### [Exercises to complete]
• A. In the LanceDB reranking passage, rename "res1" to "result_vector" and reproduce the text from "reranker = CrossEncoderReranker()" to "res2, res3], deduplicate=True)".
• B. According to the LanceDB reranking passage, what does a `refine_factor` value of `3` ask LanceDB to do?
• C. Translate this sentence from the LanceDB reranking passage into Spanish: "Higher values can improve recall, but they also increase query latency."

### [Given passage]
---*---
The model-based rerankers need their provider package installed, and the hosted ones
(`CohereReranker`, `JinaReranker`, `OpenaiReranker`, `VoyageAIReranker`) also need an API key, passed
as an `api_key` argument or set in the provider-specific environment variable.

Rerankers add `_relevance_score` and return rows ordered by descending relevance. Python rerankers
accept `return_score="relevance"` or `return_score="all"`; use `"all"` when you want to keep the
original vector distance or FTS score columns for debugging. Model-based rerankers read from
`column="text"` by default, so either return that column in the search results or pass a different
column.

Use `refine_factor` on vector or hybrid queries when you're reranking approximate IVF-PQ results and
want a larger candidate pool before the final ranking step. A value of `3` asks LanceDB to fetch
`limit * 3` candidates, refine them with the full vectors, and keep the requested `limit`. Higher
values can improve recall, but they also increase query latency.

<Note>
  **SDK coverage differs across languages**

  The provider-specific rerankers in the table above
  (`CohereReranker`, `CrossEncoderReranker`, `ColbertReranker`, and others under `lancedb.rerankers`)
  are currently **Python-only**. The TypeScript and Rust SDKs currently expose hybrid reranking through
  the generic `Reranker` interface (`rerankHybrid` / `rerank_hybrid`) and the built-in `RRFReranker`.
  In TypeScript, create the built-in RRF reranker with `await RRFReranker.create(k)`. To use a
  model-based reranker from TypeScript or Rust, you must implement the hybrid reranker interface
  yourself.
</Note>

### Multi-vector reranking

Most rerankers support reranking based on multiple vectors. To rerank based on multiple vectors, you can pass a list of vectors to the `rerank` method. Here's an example of how to rerank based on multiple vector columns using the `CrossEncoderReranker`:

<CodeGroup>
  ```python Python icon="python" theme={null}
  from lancedb.rerankers import CrossEncoderReranker

  reranker = CrossEncoderReranker()

  query = "hello"

  # `deduplicate=True` requires `_rowid` on every input result set,
  # so call `.with_row_id(True)` on each search before passing it in.
  res1 = table.search(query, vector_column_name="vector").limit(3).with_row_id(True)
  res2 = table.search(query, vector_column_name="text_vector").limit(3).with_row_id(True)
  res3 = table.search(query, vector_column_name="meta_vector").limit(3).with_row_id(True)

  reranked = reranker.rerank_multivector([res1, res2, res3], deduplicate=True)
  ```
</CodeGroup>

* Passing `deduplicate=True` to `rerank_multivector(...)` raises a `ValueError` if any of the
  input result sets is missing the `_rowid` column. Therefore, it's recommended to add `.with_row_id(True)` to every
  `table.search(...)` call before reranking, or omit `deduplicate=True` if you don't need it.
* `RRFReranker.rerank_multivector(...)` always requires `_rowid` on its inputs, regardless of
  the `deduplicate` flag.

## Creating Custom Rerankers

LanceDB also allows you to create custom rerankers by extending the base `Reranker` class. The custom reranker
should implement the `rerank` method that takes a list of search results and returns a reranked list of
search results. This is covered in more detail in the [creating custom rerankers](/reranking/custom-reranker/) section.
---*---
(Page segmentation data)
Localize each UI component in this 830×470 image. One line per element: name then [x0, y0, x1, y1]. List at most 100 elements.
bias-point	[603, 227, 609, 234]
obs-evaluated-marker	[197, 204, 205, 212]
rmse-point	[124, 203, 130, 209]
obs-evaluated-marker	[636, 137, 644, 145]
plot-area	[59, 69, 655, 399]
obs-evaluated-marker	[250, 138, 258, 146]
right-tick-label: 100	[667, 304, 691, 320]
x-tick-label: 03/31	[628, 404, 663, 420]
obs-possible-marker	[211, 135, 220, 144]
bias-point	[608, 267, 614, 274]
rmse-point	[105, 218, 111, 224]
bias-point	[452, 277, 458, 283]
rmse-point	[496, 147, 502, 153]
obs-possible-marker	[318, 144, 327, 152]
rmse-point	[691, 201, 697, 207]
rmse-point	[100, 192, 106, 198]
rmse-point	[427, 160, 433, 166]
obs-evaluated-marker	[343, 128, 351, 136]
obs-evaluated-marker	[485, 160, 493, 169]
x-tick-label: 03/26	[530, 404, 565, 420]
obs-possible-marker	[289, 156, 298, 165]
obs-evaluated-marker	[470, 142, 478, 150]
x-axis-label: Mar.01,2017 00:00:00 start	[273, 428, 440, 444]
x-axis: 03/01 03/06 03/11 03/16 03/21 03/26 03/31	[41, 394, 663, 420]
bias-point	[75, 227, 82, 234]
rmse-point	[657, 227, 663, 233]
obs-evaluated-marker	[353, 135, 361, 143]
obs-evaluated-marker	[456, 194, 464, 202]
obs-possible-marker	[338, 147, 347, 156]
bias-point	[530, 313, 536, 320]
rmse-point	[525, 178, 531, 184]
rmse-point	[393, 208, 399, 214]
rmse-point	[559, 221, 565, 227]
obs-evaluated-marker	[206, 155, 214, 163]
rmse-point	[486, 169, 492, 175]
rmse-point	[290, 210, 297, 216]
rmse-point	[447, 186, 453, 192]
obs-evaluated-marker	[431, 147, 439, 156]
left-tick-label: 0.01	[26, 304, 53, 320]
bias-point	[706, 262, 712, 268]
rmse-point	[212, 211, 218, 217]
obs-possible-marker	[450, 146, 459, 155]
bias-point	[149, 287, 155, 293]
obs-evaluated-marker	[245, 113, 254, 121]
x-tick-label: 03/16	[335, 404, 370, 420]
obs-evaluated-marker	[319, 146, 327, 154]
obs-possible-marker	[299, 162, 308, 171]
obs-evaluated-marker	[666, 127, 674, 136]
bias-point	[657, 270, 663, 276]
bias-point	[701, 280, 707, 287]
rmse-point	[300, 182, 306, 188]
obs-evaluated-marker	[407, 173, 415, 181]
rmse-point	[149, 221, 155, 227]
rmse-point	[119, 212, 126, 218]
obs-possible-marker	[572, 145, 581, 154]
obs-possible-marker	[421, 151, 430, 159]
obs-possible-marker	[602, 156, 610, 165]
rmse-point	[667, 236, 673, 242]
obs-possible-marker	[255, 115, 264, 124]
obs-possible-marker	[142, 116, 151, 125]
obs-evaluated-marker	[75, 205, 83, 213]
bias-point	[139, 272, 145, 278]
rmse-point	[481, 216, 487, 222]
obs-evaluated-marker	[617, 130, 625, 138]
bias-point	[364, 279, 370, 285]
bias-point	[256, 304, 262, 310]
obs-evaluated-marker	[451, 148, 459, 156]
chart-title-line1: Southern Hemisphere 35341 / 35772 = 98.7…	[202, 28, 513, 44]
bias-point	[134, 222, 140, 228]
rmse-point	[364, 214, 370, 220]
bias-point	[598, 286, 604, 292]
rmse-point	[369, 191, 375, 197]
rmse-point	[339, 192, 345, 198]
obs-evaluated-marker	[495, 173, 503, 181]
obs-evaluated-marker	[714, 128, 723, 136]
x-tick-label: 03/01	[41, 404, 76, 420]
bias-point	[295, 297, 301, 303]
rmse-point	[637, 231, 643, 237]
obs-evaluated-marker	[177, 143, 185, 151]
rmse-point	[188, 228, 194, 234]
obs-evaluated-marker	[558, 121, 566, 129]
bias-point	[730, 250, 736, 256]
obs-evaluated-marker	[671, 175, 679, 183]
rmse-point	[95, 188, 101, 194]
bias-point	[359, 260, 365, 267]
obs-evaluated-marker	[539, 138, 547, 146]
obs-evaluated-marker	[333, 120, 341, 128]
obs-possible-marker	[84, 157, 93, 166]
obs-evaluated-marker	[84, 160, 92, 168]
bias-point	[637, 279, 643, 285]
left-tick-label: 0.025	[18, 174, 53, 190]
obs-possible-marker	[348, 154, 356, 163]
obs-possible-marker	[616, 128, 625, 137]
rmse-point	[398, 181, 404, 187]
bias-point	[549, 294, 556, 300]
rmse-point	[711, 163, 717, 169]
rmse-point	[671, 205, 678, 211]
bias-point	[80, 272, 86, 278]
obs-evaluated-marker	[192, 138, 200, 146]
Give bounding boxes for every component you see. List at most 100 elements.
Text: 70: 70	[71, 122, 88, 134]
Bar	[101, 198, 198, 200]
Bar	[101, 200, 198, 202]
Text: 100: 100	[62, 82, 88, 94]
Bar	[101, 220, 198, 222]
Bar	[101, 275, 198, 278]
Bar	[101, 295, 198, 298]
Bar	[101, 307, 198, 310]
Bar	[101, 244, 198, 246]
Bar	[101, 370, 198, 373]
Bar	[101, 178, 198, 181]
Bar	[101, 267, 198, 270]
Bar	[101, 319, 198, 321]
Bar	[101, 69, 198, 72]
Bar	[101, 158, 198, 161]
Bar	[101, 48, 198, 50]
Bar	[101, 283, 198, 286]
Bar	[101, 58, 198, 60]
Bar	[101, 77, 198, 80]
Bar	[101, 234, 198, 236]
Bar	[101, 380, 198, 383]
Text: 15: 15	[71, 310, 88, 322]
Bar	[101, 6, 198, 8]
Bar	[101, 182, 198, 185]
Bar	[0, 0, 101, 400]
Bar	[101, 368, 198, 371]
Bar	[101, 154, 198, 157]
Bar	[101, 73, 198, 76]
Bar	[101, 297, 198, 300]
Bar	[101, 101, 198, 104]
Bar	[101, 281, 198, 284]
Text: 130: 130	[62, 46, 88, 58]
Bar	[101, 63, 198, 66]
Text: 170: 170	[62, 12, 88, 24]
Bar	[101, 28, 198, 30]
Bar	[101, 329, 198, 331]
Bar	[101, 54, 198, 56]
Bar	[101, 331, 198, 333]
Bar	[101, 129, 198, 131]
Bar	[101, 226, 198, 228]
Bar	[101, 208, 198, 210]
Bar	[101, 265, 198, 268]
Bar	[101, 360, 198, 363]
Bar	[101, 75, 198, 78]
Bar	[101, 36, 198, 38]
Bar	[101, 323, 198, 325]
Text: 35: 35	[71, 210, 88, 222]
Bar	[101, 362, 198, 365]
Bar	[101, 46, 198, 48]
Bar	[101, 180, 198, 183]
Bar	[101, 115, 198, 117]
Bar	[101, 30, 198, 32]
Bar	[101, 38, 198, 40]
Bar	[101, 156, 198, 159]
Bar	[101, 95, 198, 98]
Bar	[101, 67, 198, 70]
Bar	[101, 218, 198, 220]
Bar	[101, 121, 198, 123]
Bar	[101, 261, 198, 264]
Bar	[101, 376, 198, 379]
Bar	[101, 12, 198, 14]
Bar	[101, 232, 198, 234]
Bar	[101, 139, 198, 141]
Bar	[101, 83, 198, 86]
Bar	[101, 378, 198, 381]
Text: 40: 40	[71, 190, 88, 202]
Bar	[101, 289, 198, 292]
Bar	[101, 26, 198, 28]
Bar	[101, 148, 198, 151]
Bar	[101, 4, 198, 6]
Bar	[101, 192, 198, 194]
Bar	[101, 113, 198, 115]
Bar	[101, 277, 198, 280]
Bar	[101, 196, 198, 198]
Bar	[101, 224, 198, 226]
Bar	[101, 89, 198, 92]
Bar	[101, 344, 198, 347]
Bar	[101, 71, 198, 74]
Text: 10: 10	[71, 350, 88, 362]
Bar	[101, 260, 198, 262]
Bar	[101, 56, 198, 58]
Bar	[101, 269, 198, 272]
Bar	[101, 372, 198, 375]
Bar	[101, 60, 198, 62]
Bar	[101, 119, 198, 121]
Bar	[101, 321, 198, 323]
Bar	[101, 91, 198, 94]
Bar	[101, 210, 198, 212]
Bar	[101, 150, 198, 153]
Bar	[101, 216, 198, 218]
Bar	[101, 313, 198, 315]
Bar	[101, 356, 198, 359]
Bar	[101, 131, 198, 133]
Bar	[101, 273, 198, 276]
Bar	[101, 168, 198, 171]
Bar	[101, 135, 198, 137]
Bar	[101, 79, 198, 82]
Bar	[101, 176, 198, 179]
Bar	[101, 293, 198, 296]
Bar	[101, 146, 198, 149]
---*---
### [Responses by task]
• A.
reranker = CrossEncoderReranker()

  query = "hello"

  # `deduplicate=True` requires `_rowid` on every input result set,
  # so call `.with_row_id(True)` on each search before passing it in.
  result_vector = table.search(query, vector_column_name="vector").limit(3).with_row_id(True)
  res2 = table.search(query, vector_column_name="text_vector").limit(3).with_row_id(True)
  res3 = table.search(query, vector_column_name="meta_vector").limit(3).with_row_id(True)

  reranked = reranker.rerank_multivector([result_vector, res2, res3], deduplicate=True)

• B. It asks LanceDB to fetch `limit * 3` candidates, refine them with the full vectors, and keep the requested `limit`.

• C. Los valores más altos pueden mejorar la exhaustividad, pero también aumentan la latencia de las consultas.